Without the pictures, copy the entries below word for word.

• **Stored records**
** START **

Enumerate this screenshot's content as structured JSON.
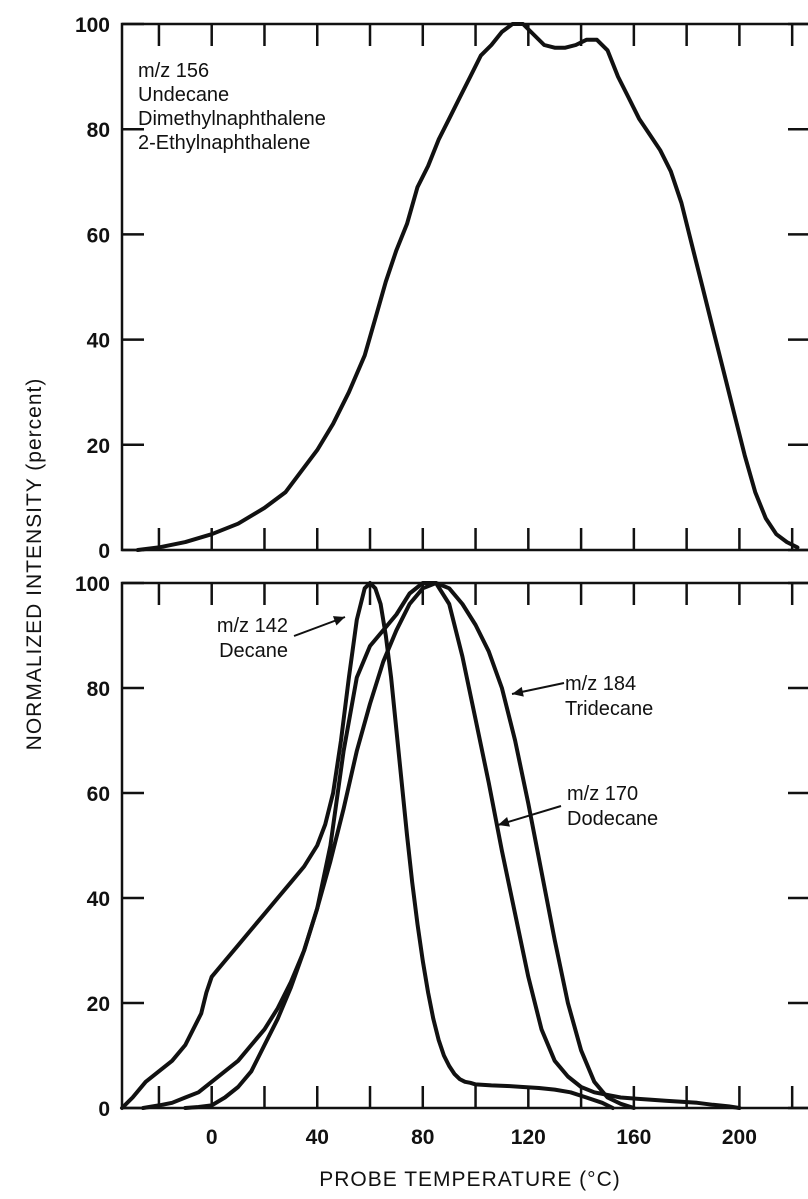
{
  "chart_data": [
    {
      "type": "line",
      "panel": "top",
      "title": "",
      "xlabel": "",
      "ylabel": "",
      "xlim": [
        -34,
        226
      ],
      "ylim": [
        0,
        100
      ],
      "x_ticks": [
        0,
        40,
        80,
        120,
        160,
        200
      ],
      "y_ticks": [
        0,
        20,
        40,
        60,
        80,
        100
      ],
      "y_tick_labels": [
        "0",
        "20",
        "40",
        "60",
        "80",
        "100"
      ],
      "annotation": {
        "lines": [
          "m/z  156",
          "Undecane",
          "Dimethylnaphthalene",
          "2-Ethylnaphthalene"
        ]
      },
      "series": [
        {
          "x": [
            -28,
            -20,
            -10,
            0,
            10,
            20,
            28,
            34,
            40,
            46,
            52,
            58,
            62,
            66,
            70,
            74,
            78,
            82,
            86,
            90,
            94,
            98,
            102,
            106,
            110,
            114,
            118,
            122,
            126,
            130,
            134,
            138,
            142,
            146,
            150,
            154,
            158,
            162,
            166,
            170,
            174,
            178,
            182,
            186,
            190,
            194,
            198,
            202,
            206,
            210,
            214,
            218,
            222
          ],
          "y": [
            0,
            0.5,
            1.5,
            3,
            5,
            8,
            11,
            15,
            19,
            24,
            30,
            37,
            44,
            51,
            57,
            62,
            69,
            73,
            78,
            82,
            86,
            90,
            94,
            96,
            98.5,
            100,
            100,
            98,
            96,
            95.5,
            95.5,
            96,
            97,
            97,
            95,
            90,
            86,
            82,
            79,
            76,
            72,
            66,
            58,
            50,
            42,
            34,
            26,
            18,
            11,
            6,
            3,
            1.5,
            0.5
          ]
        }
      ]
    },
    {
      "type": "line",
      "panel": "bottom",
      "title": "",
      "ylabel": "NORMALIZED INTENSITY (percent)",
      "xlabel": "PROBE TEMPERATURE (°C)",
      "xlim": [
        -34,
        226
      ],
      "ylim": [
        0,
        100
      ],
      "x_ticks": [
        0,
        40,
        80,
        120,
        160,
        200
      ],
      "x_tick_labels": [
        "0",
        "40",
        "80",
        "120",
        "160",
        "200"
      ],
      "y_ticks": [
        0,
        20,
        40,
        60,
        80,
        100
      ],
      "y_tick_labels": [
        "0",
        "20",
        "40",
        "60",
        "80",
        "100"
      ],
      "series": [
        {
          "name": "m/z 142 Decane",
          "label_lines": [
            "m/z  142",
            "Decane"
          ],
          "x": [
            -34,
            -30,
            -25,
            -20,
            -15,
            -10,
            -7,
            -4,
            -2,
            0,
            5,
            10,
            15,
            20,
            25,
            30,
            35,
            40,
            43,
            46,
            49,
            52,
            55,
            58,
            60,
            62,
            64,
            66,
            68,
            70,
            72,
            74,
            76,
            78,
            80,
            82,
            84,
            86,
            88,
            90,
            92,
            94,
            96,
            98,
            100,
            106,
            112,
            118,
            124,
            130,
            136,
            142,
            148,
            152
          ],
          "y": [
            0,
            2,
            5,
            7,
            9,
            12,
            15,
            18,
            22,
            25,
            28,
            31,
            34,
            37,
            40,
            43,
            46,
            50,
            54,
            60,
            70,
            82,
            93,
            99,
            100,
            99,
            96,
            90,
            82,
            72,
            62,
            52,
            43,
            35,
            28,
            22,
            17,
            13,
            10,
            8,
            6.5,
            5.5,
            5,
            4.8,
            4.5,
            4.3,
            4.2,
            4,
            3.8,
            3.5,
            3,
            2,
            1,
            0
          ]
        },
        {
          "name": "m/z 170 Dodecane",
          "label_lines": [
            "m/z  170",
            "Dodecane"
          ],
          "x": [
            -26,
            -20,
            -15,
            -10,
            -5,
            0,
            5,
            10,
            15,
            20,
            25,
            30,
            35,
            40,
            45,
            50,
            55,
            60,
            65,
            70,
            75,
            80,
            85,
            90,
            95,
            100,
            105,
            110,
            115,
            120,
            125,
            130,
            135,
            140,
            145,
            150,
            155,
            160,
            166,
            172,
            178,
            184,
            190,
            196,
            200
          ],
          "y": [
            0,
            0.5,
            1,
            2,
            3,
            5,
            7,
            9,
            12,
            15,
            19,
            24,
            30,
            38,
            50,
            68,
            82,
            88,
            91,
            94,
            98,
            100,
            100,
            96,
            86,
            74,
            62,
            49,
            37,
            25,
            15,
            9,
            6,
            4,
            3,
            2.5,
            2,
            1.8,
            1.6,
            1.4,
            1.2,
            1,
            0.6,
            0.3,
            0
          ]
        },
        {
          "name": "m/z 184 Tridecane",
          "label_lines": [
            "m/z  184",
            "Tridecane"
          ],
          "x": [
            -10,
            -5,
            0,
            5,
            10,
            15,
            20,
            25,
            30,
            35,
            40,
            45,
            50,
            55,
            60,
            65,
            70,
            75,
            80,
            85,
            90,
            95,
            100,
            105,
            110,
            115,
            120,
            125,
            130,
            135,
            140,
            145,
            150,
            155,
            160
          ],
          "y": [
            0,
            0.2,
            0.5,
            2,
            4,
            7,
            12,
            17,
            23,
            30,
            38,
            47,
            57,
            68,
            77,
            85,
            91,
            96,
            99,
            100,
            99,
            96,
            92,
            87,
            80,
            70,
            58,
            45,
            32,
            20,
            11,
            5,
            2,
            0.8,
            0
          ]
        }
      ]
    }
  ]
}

** END **

• **Task response**
Enumerate this screenshot's content as structured JSON.
{
  "chart_data": [
    {
      "type": "line",
      "panel": "top",
      "title": "",
      "xlabel": "",
      "ylabel": "",
      "xlim": [
        -34,
        226
      ],
      "ylim": [
        0,
        100
      ],
      "x_ticks": [
        0,
        40,
        80,
        120,
        160,
        200
      ],
      "y_ticks": [
        0,
        20,
        40,
        60,
        80,
        100
      ],
      "y_tick_labels": [
        "0",
        "20",
        "40",
        "60",
        "80",
        "100"
      ],
      "annotation": {
        "lines": [
          "m/z  156",
          "Undecane",
          "Dimethylnaphthalene",
          "2-Ethylnaphthalene"
        ]
      },
      "series": [
        {
          "x": [
            -28,
            -20,
            -10,
            0,
            10,
            20,
            28,
            34,
            40,
            46,
            52,
            58,
            62,
            66,
            70,
            74,
            78,
            82,
            86,
            90,
            94,
            98,
            102,
            106,
            110,
            114,
            118,
            122,
            126,
            130,
            134,
            138,
            142,
            146,
            150,
            154,
            158,
            162,
            166,
            170,
            174,
            178,
            182,
            186,
            190,
            194,
            198,
            202,
            206,
            210,
            214,
            218,
            222
          ],
          "y": [
            0,
            0.5,
            1.5,
            3,
            5,
            8,
            11,
            15,
            19,
            24,
            30,
            37,
            44,
            51,
            57,
            62,
            69,
            73,
            78,
            82,
            86,
            90,
            94,
            96,
            98.5,
            100,
            100,
            98,
            96,
            95.5,
            95.5,
            96,
            97,
            97,
            95,
            90,
            86,
            82,
            79,
            76,
            72,
            66,
            58,
            50,
            42,
            34,
            26,
            18,
            11,
            6,
            3,
            1.5,
            0.5
          ]
        }
      ]
    },
    {
      "type": "line",
      "panel": "bottom",
      "title": "",
      "ylabel": "NORMALIZED INTENSITY (percent)",
      "xlabel": "PROBE TEMPERATURE (°C)",
      "xlim": [
        -34,
        226
      ],
      "ylim": [
        0,
        100
      ],
      "x_ticks": [
        0,
        40,
        80,
        120,
        160,
        200
      ],
      "x_tick_labels": [
        "0",
        "40",
        "80",
        "120",
        "160",
        "200"
      ],
      "y_ticks": [
        0,
        20,
        40,
        60,
        80,
        100
      ],
      "y_tick_labels": [
        "0",
        "20",
        "40",
        "60",
        "80",
        "100"
      ],
      "series": [
        {
          "name": "m/z 142 Decane",
          "label_lines": [
            "m/z  142",
            "Decane"
          ],
          "x": [
            -34,
            -30,
            -25,
            -20,
            -15,
            -10,
            -7,
            -4,
            -2,
            0,
            5,
            10,
            15,
            20,
            25,
            30,
            35,
            40,
            43,
            46,
            49,
            52,
            55,
            58,
            60,
            62,
            64,
            66,
            68,
            70,
            72,
            74,
            76,
            78,
            80,
            82,
            84,
            86,
            88,
            90,
            92,
            94,
            96,
            98,
            100,
            106,
            112,
            118,
            124,
            130,
            136,
            142,
            148,
            152
          ],
          "y": [
            0,
            2,
            5,
            7,
            9,
            12,
            15,
            18,
            22,
            25,
            28,
            31,
            34,
            37,
            40,
            43,
            46,
            50,
            54,
            60,
            70,
            82,
            93,
            99,
            100,
            99,
            96,
            90,
            82,
            72,
            62,
            52,
            43,
            35,
            28,
            22,
            17,
            13,
            10,
            8,
            6.5,
            5.5,
            5,
            4.8,
            4.5,
            4.3,
            4.2,
            4,
            3.8,
            3.5,
            3,
            2,
            1,
            0
          ]
        },
        {
          "name": "m/z 170 Dodecane",
          "label_lines": [
            "m/z  170",
            "Dodecane"
          ],
          "x": [
            -26,
            -20,
            -15,
            -10,
            -5,
            0,
            5,
            10,
            15,
            20,
            25,
            30,
            35,
            40,
            45,
            50,
            55,
            60,
            65,
            70,
            75,
            80,
            85,
            90,
            95,
            100,
            105,
            110,
            115,
            120,
            125,
            130,
            135,
            140,
            145,
            150,
            155,
            160,
            166,
            172,
            178,
            184,
            190,
            196,
            200
          ],
          "y": [
            0,
            0.5,
            1,
            2,
            3,
            5,
            7,
            9,
            12,
            15,
            19,
            24,
            30,
            38,
            50,
            68,
            82,
            88,
            91,
            94,
            98,
            100,
            100,
            96,
            86,
            74,
            62,
            49,
            37,
            25,
            15,
            9,
            6,
            4,
            3,
            2.5,
            2,
            1.8,
            1.6,
            1.4,
            1.2,
            1,
            0.6,
            0.3,
            0
          ]
        },
        {
          "name": "m/z 184 Tridecane",
          "label_lines": [
            "m/z  184",
            "Tridecane"
          ],
          "x": [
            -10,
            -5,
            0,
            5,
            10,
            15,
            20,
            25,
            30,
            35,
            40,
            45,
            50,
            55,
            60,
            65,
            70,
            75,
            80,
            85,
            90,
            95,
            100,
            105,
            110,
            115,
            120,
            125,
            130,
            135,
            140,
            145,
            150,
            155,
            160
          ],
          "y": [
            0,
            0.2,
            0.5,
            2,
            4,
            7,
            12,
            17,
            23,
            30,
            38,
            47,
            57,
            68,
            77,
            85,
            91,
            96,
            99,
            100,
            99,
            96,
            92,
            87,
            80,
            70,
            58,
            45,
            32,
            20,
            11,
            5,
            2,
            0.8,
            0
          ]
        }
      ]
    }
  ]
}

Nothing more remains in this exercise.